TASK TO COMPLETE:
Give back the full listing, character for character, with no pictures.

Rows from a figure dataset
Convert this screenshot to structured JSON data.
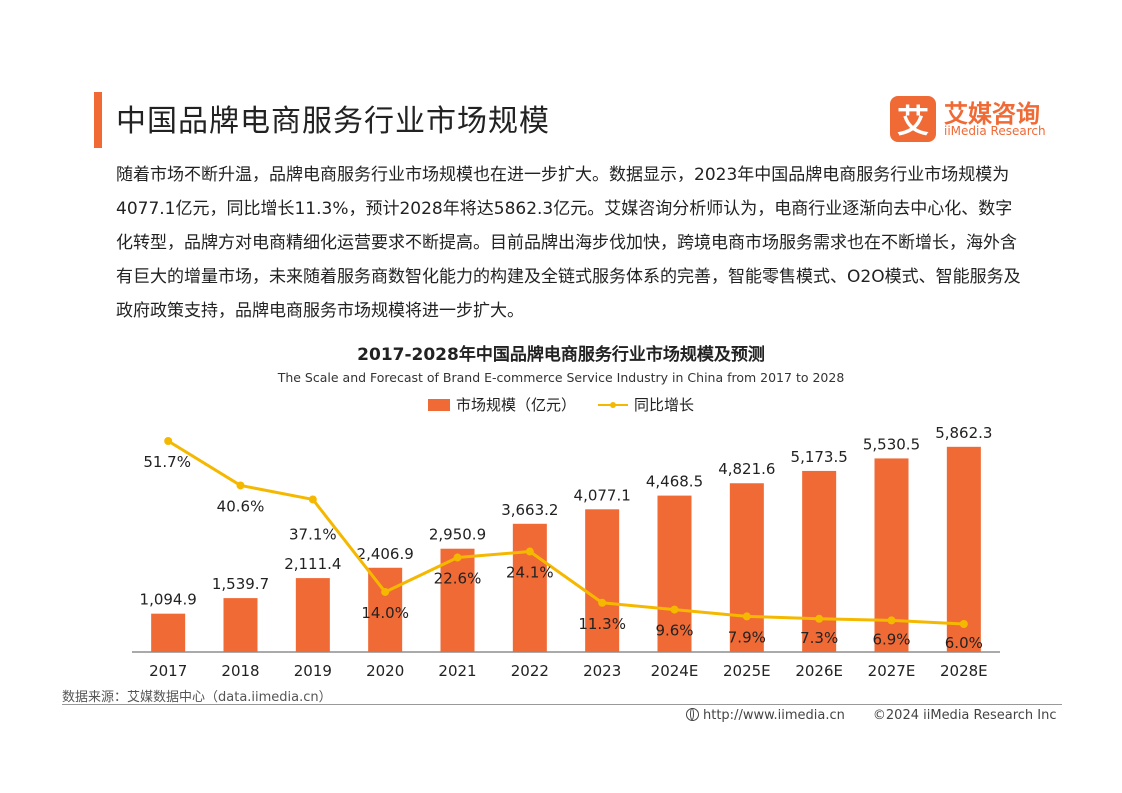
{
  "page": {
    "title": "中国品牌电商服务行业市场规模",
    "body": "随着市场不断升温，品牌电商服务行业市场规模也在进一步扩大。数据显示，2023年中国品牌电商服务行业市场规模为4077.1亿元，同比增长11.3%，预计2028年将达5862.3亿元。艾媒咨询分析师认为，电商行业逐渐向去中心化、数字化转型，品牌方对电商精细化运营要求不断提高。目前品牌出海步伐加快，跨境电商市场服务需求也在不断增长，海外含有巨大的增量市场，未来随着服务商数智化能力的构建及全链式服务体系的完善，智能零售模式、O2O模式、智能服务及政府政策支持，品牌电商服务市场规模将进一步扩大。"
  },
  "logo": {
    "mark": "艾",
    "name_cn": "艾媒咨询",
    "name_en": "iiMedia Research"
  },
  "chart_data": {
    "type": "bar",
    "title": "2017-2028年中国品牌电商服务行业市场规模及预测",
    "subtitle": "The Scale and Forecast of Brand E-commerce Service Industry in China from 2017 to 2028",
    "categories": [
      "2017",
      "2018",
      "2019",
      "2020",
      "2021",
      "2022",
      "2023",
      "2024E",
      "2025E",
      "2026E",
      "2027E",
      "2028E"
    ],
    "series": [
      {
        "name": "市场规模（亿元）",
        "type": "bar",
        "color": "#f06a35",
        "values": [
          1094.9,
          1539.7,
          2111.4,
          2406.9,
          2950.9,
          3663.2,
          4077.1,
          4468.5,
          4821.6,
          5173.5,
          5530.5,
          5862.3
        ],
        "labels": [
          "1,094.9",
          "1,539.7",
          "2,111.4",
          "2,406.9",
          "2,950.9",
          "3,663.2",
          "4,077.1",
          "4,468.5",
          "4,821.6",
          "5,173.5",
          "5,530.5",
          "5,862.3"
        ]
      },
      {
        "name": "同比增长",
        "type": "line",
        "color": "#f5b800",
        "values": [
          51.7,
          40.6,
          37.1,
          14.0,
          22.6,
          24.1,
          11.3,
          9.6,
          7.9,
          7.3,
          6.9,
          6.0
        ],
        "labels": [
          "51.7%",
          "40.6%",
          "37.1%",
          "14.0%",
          "22.6%",
          "24.1%",
          "11.3%",
          "9.6%",
          "7.9%",
          "7.3%",
          "6.9%",
          "6.0%"
        ]
      }
    ],
    "legend": "top-center",
    "grid": false
  },
  "footer": {
    "source": "数据来源：艾媒数据中心（data.iimedia.cn）",
    "url": "http://www.iimedia.cn",
    "copyright": "©2024  iiMedia Research  Inc"
  }
}
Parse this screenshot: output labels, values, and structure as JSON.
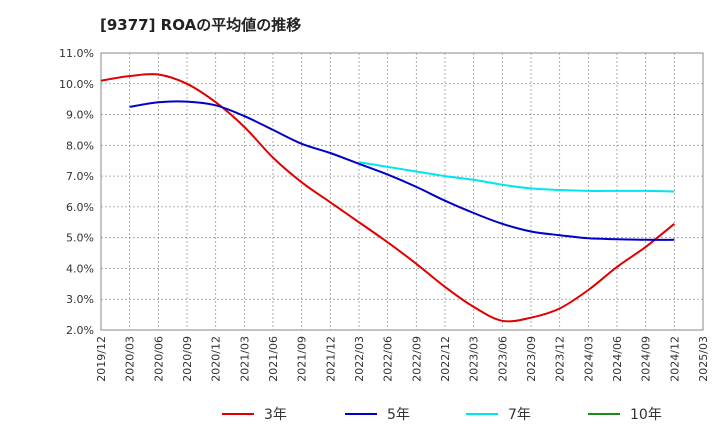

EXERCISE OUTPUT:
Convert this screenshot to structured JSON data.
{
  "page": {
    "title": "中国品牌电商服务行业市场规模",
    "body": "随着市场不断升温，品牌电商服务行业市场规模也在进一步扩大。数据显示，2023年中国品牌电商服务行业市场规模为4077.1亿元，同比增长11.3%，预计2028年将达5862.3亿元。艾媒咨询分析师认为，电商行业逐渐向去中心化、数字化转型，品牌方对电商精细化运营要求不断提高。目前品牌出海步伐加快，跨境电商市场服务需求也在不断增长，海外含有巨大的增量市场，未来随着服务商数智化能力的构建及全链式服务体系的完善，智能零售模式、O2O模式、智能服务及政府政策支持，品牌电商服务市场规模将进一步扩大。"
  },
  "logo": {
    "mark": "艾",
    "name_cn": "艾媒咨询",
    "name_en": "iiMedia Research"
  },
  "chart_data": {
    "type": "bar",
    "title": "2017-2028年中国品牌电商服务行业市场规模及预测",
    "subtitle": "The Scale and Forecast of Brand E-commerce Service Industry in China from 2017 to 2028",
    "categories": [
      "2017",
      "2018",
      "2019",
      "2020",
      "2021",
      "2022",
      "2023",
      "2024E",
      "2025E",
      "2026E",
      "2027E",
      "2028E"
    ],
    "series": [
      {
        "name": "市场规模（亿元）",
        "type": "bar",
        "color": "#f06a35",
        "values": [
          1094.9,
          1539.7,
          2111.4,
          2406.9,
          2950.9,
          3663.2,
          4077.1,
          4468.5,
          4821.6,
          5173.5,
          5530.5,
          5862.3
        ],
        "labels": [
          "1,094.9",
          "1,539.7",
          "2,111.4",
          "2,406.9",
          "2,950.9",
          "3,663.2",
          "4,077.1",
          "4,468.5",
          "4,821.6",
          "5,173.5",
          "5,530.5",
          "5,862.3"
        ]
      },
      {
        "name": "同比增长",
        "type": "line",
        "color": "#f5b800",
        "values": [
          51.7,
          40.6,
          37.1,
          14.0,
          22.6,
          24.1,
          11.3,
          9.6,
          7.9,
          7.3,
          6.9,
          6.0
        ],
        "labels": [
          "51.7%",
          "40.6%",
          "37.1%",
          "14.0%",
          "22.6%",
          "24.1%",
          "11.3%",
          "9.6%",
          "7.9%",
          "7.3%",
          "6.9%",
          "6.0%"
        ]
      }
    ],
    "legend": "top-center",
    "grid": false
  },
  "footer": {
    "source": "数据来源：艾媒数据中心（data.iimedia.cn）",
    "url": "http://www.iimedia.cn",
    "copyright": "©2024  iiMedia Research  Inc"
  }
}
Parse this screenshot: output labels, values, and structure as JSON.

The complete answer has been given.